=== WRITTEN INSTRUCTION ===
Which lines in the records below contain the word "this"? Copy each one out.

=== Some records ===
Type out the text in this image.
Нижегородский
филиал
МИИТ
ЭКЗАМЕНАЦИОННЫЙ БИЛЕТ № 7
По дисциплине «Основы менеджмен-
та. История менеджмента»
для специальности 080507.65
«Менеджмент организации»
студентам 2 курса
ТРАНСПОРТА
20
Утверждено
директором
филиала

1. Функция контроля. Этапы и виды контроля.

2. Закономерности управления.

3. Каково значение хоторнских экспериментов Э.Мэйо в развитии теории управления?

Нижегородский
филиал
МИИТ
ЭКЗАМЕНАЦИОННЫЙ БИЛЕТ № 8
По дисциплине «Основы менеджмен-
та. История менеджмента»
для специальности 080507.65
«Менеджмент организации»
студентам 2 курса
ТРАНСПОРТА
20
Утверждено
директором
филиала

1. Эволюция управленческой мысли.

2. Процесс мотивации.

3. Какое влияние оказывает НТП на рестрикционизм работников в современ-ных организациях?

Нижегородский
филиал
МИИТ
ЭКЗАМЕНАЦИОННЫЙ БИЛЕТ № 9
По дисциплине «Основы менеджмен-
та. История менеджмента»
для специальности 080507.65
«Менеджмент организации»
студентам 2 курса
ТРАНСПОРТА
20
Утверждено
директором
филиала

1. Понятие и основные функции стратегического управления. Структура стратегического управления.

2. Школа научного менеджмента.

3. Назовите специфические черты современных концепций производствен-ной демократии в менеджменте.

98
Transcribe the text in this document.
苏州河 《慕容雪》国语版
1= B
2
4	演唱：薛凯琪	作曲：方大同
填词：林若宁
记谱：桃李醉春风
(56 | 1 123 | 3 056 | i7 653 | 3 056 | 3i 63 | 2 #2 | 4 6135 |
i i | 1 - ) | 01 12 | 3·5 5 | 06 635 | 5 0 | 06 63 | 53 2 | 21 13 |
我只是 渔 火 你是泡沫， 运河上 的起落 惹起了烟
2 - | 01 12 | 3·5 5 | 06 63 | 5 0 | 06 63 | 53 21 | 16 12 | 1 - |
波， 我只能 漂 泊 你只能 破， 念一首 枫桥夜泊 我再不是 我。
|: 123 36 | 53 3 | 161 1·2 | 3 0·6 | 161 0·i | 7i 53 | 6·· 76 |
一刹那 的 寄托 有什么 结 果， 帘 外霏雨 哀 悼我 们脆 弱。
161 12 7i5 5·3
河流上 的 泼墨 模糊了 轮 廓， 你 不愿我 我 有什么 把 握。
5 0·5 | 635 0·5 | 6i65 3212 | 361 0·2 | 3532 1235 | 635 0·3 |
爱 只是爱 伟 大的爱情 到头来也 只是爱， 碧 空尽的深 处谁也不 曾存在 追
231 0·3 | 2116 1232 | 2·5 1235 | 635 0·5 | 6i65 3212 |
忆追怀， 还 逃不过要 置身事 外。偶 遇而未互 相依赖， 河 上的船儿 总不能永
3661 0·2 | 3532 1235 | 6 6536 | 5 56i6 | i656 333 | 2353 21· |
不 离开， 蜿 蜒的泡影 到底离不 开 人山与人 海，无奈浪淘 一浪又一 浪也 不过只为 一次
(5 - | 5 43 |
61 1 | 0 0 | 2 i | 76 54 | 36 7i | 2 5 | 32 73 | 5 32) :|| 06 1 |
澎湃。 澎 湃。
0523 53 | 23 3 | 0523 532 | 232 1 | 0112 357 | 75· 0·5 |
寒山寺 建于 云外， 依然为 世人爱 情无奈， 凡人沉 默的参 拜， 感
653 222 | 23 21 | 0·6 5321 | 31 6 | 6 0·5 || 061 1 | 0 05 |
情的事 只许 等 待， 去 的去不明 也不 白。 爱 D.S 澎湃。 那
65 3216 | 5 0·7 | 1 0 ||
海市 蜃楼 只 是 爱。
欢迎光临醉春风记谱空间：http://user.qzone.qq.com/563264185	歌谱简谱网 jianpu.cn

* * *

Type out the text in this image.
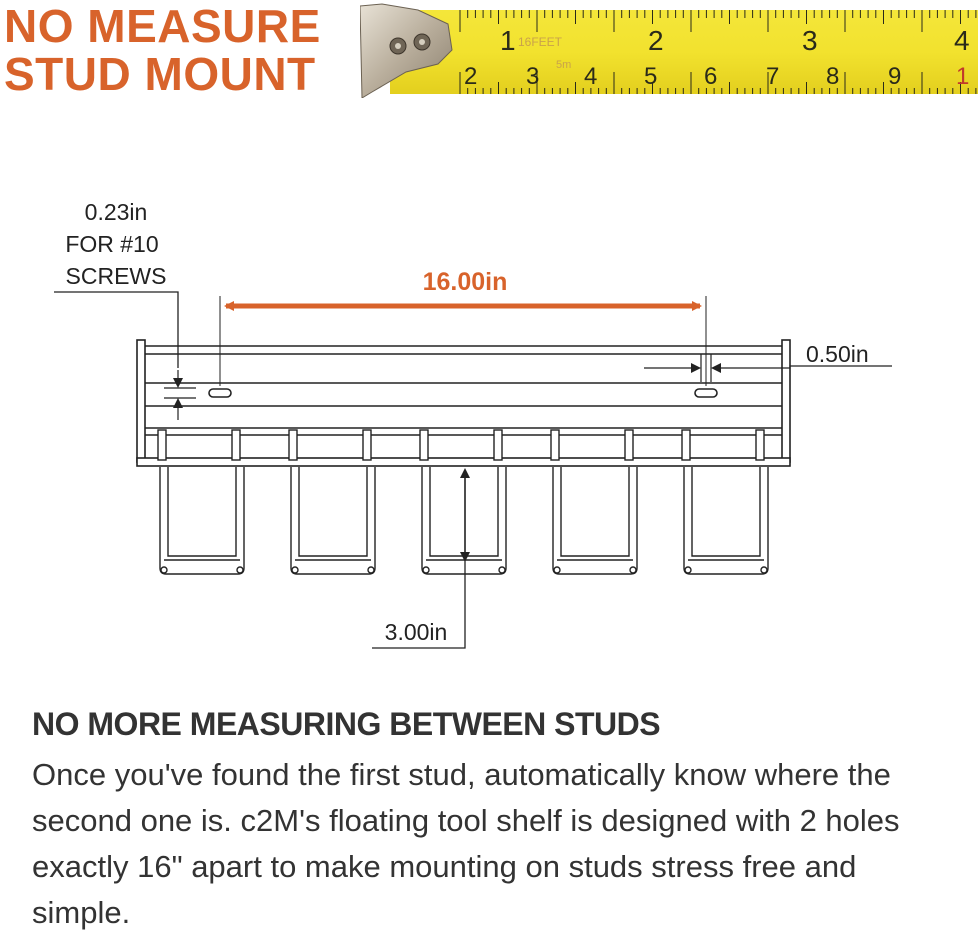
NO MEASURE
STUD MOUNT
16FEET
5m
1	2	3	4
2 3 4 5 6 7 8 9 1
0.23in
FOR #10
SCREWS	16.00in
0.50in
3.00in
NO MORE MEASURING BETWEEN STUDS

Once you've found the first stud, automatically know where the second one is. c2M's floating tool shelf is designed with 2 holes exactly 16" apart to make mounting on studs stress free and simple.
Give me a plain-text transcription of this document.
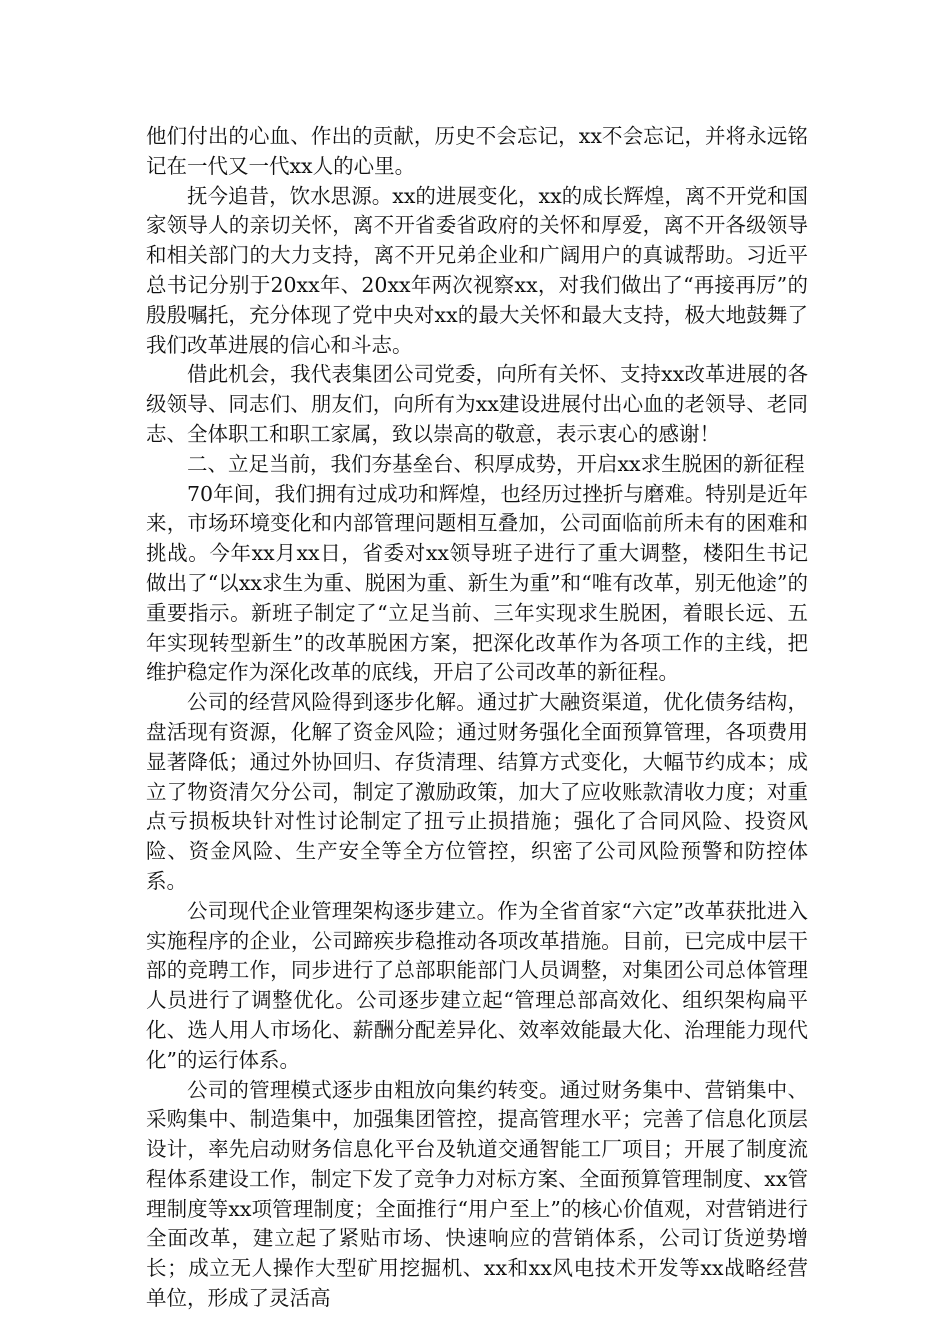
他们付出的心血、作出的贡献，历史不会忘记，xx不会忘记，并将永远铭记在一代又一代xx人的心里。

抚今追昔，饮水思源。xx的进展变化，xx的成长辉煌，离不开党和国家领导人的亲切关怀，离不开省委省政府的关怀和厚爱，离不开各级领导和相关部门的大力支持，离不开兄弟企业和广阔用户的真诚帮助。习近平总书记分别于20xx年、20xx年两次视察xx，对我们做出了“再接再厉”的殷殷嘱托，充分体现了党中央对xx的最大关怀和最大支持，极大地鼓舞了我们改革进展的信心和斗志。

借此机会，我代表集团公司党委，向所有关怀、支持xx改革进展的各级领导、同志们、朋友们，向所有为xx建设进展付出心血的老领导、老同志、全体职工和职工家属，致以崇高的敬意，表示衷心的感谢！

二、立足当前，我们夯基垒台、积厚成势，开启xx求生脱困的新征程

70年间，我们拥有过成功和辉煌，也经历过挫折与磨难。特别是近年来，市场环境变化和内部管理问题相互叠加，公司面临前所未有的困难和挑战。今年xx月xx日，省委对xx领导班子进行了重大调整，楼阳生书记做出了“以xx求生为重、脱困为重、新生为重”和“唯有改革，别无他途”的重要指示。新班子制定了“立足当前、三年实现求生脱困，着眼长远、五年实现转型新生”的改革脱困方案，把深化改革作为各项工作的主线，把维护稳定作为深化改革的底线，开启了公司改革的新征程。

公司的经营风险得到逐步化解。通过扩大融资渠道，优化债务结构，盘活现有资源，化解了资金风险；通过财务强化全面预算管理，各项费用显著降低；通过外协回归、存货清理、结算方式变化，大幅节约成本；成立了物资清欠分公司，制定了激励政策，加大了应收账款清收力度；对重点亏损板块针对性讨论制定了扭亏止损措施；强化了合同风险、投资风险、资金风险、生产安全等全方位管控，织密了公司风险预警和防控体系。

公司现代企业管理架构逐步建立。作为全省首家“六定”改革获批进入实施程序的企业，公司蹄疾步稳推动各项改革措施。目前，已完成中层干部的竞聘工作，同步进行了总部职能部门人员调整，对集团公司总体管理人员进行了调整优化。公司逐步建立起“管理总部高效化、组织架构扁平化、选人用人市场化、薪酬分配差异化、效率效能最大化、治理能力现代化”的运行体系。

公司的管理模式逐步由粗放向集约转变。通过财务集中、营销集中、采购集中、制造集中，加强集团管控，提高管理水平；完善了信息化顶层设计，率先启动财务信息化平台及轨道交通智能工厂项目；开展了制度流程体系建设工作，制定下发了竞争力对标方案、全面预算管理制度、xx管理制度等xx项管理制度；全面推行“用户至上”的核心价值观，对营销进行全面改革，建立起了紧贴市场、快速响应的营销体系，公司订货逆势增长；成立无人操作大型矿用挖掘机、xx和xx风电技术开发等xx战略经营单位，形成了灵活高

=== EXERCISE ANSWER ===
Type out the text in this image.
Transcribe the text in this document.
Type out the text in this image.
Give me a plain-text transcription of this document.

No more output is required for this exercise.